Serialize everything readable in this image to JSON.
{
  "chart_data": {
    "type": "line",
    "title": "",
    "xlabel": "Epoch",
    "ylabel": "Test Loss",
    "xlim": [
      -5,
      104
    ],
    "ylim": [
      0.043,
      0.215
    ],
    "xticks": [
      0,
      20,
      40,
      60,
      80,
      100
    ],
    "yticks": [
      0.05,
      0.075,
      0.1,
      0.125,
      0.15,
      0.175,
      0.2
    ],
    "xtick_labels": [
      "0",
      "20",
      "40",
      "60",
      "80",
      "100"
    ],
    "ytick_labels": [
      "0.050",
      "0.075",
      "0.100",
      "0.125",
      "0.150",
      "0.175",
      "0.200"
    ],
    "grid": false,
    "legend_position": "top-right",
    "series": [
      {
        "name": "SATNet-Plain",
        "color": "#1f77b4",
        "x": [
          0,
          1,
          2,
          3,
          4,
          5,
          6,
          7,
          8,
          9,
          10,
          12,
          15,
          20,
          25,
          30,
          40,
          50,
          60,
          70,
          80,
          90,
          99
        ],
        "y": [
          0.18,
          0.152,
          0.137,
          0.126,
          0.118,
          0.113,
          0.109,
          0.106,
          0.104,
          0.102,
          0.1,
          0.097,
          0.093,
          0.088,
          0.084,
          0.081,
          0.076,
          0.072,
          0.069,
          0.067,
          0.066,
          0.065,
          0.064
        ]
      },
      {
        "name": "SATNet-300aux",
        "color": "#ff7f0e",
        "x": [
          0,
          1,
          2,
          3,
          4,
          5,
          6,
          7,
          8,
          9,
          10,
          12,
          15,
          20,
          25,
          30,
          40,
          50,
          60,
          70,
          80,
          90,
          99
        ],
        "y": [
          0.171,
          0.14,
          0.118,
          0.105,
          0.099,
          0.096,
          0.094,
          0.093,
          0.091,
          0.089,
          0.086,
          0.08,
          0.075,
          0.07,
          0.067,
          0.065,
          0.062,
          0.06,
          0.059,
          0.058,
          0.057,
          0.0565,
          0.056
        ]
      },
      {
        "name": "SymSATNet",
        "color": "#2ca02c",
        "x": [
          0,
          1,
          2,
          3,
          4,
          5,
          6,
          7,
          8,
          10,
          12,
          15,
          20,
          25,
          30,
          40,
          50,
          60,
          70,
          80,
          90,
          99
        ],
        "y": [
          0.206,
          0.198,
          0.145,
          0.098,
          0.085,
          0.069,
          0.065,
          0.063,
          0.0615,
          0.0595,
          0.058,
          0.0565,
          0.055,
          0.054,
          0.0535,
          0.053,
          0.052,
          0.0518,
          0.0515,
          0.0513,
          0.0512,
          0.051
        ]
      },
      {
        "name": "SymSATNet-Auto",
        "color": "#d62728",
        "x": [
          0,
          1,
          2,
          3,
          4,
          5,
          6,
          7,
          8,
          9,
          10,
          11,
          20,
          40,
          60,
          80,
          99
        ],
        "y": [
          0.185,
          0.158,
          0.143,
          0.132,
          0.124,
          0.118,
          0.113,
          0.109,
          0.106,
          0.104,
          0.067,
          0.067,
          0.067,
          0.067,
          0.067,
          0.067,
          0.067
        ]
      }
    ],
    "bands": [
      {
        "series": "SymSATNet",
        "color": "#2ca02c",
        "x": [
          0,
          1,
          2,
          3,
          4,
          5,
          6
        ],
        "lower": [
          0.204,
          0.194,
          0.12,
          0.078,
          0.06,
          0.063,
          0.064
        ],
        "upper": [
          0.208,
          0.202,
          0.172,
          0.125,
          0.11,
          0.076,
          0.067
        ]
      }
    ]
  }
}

---

Copy out all lines above that include the string "color".

        "color": "#1f77b4",
        "color": "#ff7f0e",
        "color": "#2ca02c",
        "color": "#d62728",
        "color": "#2ca02c",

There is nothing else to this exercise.